STATED TASK:
State the number of lines below in which the word "legend" appears. Nothing else belongs in the answer.

SUPPLIED DATA:
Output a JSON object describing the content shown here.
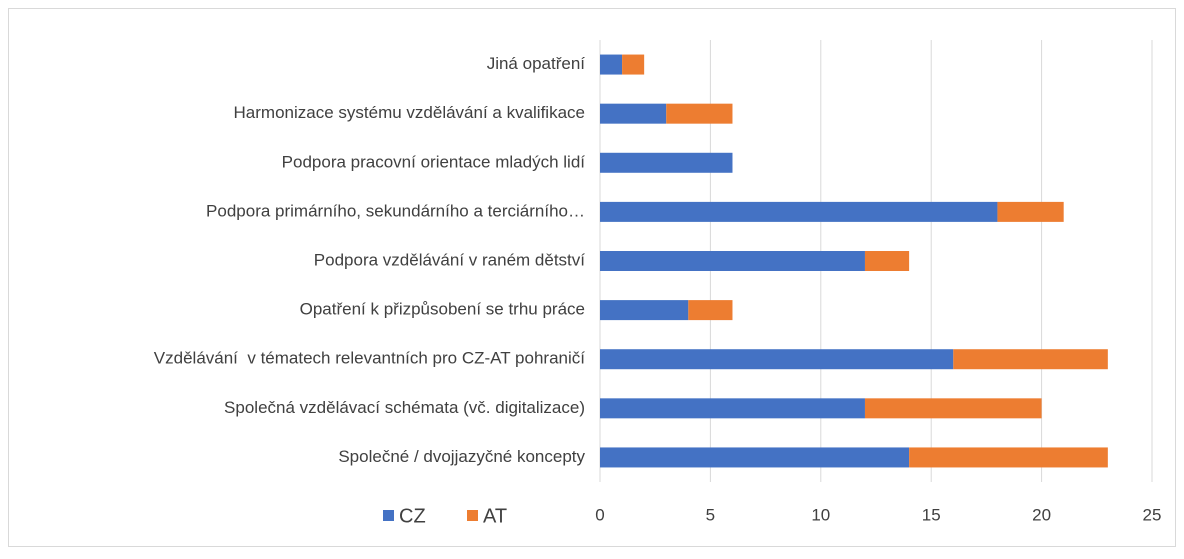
{
  "chart_data": {
    "type": "stacked_barh",
    "categories": [
      "Jiná opatření",
      "Harmonizace systému vzdělávání a kvalifikace",
      "Podpora pracovní orientace mladých lidí",
      "Podpora primárního, sekundárního a terciárního…",
      "Podpora vzdělávání v raném dětství",
      "Opatření k přizpůsobení se trhu práce",
      "Vzdělávání  v tématech relevantních pro CZ-AT pohraničí",
      "Společná vzdělávací schémata (vč. digitalizace)",
      "Společné / dvojjazyčné koncepty"
    ],
    "series": [
      {
        "name": "CZ",
        "color": "#4472c4",
        "values": [
          1,
          3,
          6,
          18,
          12,
          4,
          16,
          12,
          14
        ]
      },
      {
        "name": "AT",
        "color": "#ed7d31",
        "values": [
          1,
          3,
          0,
          3,
          2,
          2,
          7,
          8,
          9
        ]
      }
    ],
    "xlim": [
      0,
      25
    ],
    "xticks": [
      0,
      5,
      10,
      15,
      20,
      25
    ],
    "grid": true,
    "legend": "bottom-left"
  }
}
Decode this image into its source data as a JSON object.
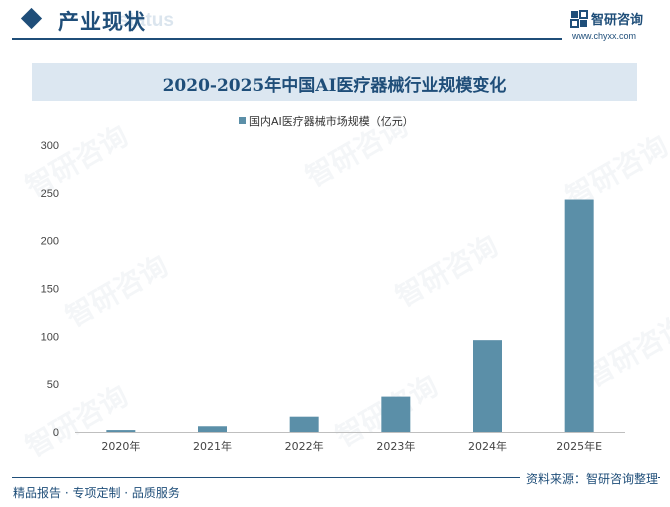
{
  "header": {
    "section_title": "产业现状",
    "section_ghost": "status",
    "brand_name": "智研咨询",
    "brand_url": "www.chyxx.com"
  },
  "watermark_text": "智研咨询",
  "chart_data": {
    "type": "bar",
    "title": "2020-2025年中国AI医疗器械行业规模变化",
    "categories": [
      "2020年",
      "2021年",
      "2022年",
      "2023年",
      "2024年",
      "2025年E"
    ],
    "series": [
      {
        "name": "国内AI医疗器械市场规模（亿元）",
        "values": [
          2,
          6,
          16,
          37,
          96,
          243
        ],
        "color": "#5b8fa8"
      }
    ],
    "ylim": [
      0,
      300
    ],
    "yticks": [
      0,
      50,
      100,
      150,
      200,
      250,
      300
    ],
    "grid": false,
    "legend": "top-center"
  },
  "footer": {
    "left": "精品报告 · 专项定制 · 品质服务",
    "right": "资料来源：智研咨询整理"
  }
}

EXERCISE ANSWER:
2